YOUR TASK>
For each line that holds "sufficient", copy the line out.

EXERCISE INPUTS>
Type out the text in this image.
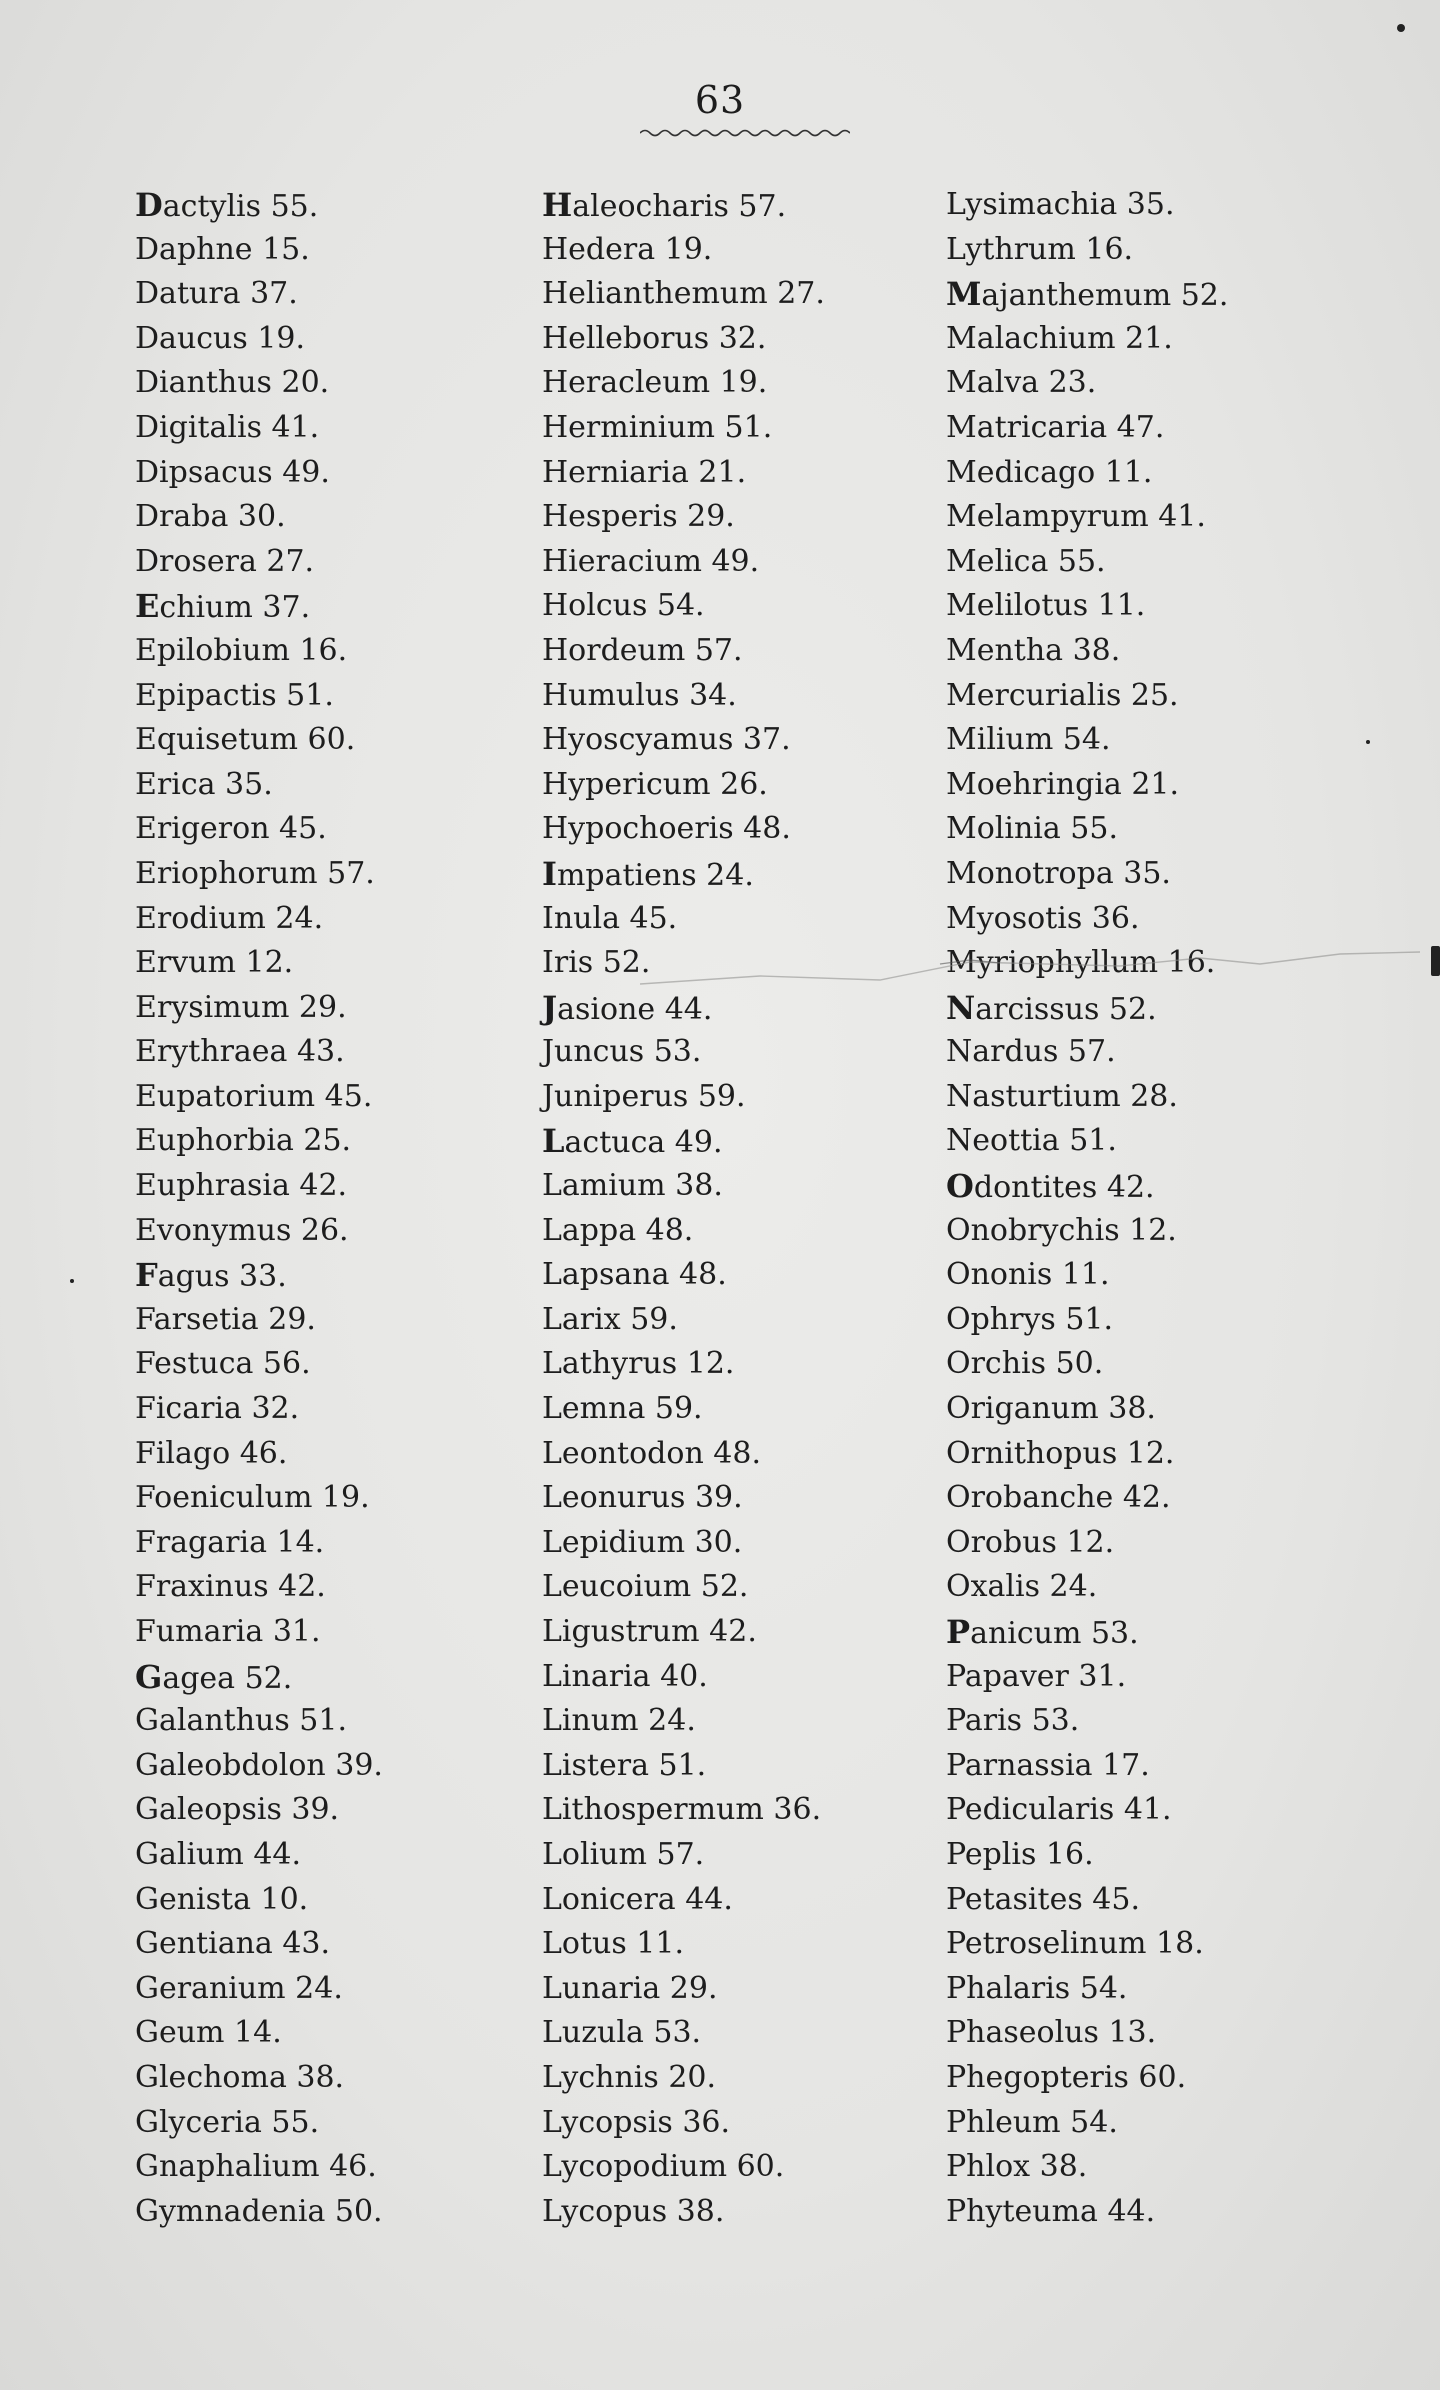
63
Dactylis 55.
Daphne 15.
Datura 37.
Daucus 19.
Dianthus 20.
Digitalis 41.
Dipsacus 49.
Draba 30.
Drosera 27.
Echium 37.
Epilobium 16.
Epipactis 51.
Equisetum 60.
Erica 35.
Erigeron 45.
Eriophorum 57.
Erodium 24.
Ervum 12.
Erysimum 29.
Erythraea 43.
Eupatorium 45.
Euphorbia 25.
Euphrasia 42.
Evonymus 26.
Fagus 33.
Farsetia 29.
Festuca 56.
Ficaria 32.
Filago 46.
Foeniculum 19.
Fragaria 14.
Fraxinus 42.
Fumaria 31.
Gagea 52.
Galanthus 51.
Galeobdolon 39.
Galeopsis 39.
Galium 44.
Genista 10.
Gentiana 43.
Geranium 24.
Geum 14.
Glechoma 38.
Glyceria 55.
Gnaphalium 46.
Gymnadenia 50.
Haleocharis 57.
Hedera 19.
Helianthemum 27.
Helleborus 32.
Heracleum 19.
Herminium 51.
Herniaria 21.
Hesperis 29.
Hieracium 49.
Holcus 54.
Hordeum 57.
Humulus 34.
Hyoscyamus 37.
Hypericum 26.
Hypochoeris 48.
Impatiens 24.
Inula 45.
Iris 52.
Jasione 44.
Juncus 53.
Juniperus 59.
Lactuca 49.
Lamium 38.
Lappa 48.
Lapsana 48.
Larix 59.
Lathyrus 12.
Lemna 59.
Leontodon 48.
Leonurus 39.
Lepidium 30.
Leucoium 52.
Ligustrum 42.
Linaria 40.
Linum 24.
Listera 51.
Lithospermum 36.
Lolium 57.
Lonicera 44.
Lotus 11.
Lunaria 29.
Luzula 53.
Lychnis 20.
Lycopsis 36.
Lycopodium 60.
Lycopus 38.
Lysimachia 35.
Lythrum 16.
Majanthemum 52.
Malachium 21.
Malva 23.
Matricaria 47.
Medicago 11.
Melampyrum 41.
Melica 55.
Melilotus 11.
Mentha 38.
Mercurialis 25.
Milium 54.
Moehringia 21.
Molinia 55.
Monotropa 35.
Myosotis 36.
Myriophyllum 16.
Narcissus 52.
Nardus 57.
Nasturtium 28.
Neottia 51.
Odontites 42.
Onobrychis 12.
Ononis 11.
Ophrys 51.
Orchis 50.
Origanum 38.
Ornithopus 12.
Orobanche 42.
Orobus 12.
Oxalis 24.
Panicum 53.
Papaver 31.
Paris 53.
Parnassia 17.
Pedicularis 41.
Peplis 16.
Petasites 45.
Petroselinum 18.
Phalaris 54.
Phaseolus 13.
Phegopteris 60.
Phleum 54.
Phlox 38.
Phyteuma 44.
...
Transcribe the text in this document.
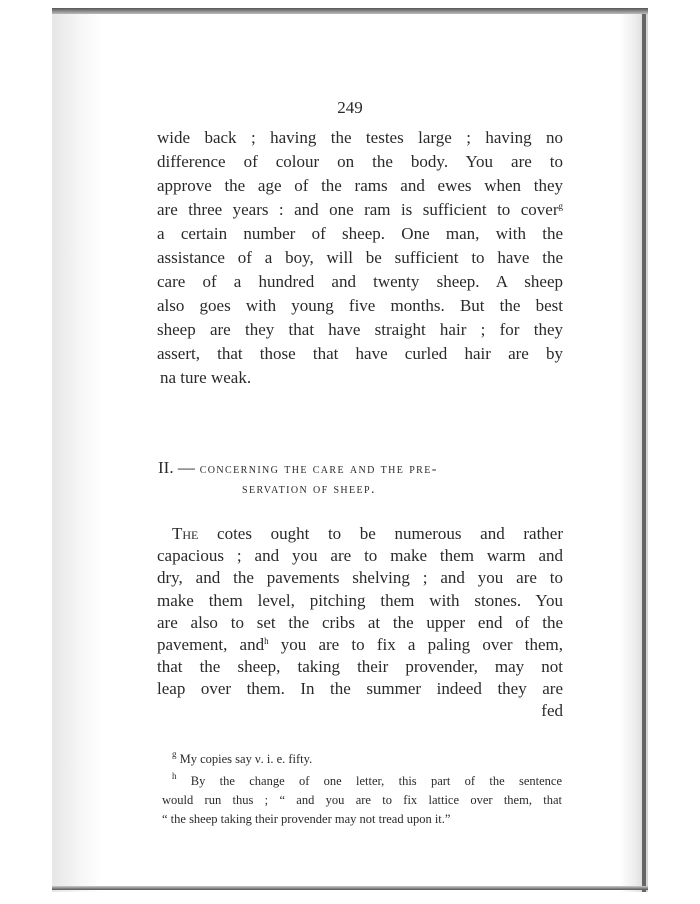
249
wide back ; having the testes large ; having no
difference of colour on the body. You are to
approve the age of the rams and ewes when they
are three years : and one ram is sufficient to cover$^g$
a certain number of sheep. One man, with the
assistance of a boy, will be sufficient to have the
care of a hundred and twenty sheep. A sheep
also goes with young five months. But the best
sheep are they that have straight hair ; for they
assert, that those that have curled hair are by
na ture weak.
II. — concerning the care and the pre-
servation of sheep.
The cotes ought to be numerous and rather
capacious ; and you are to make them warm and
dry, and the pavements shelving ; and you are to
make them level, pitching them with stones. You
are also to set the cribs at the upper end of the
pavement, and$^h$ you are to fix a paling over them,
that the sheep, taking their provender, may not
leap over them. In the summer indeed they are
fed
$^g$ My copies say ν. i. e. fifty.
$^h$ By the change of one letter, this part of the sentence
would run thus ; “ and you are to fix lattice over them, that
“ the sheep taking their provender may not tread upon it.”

EXERCISE OUTPUT>
are three years : and one ram is sufficient to cover$^g$
assistance of a boy, will be sufficient to have the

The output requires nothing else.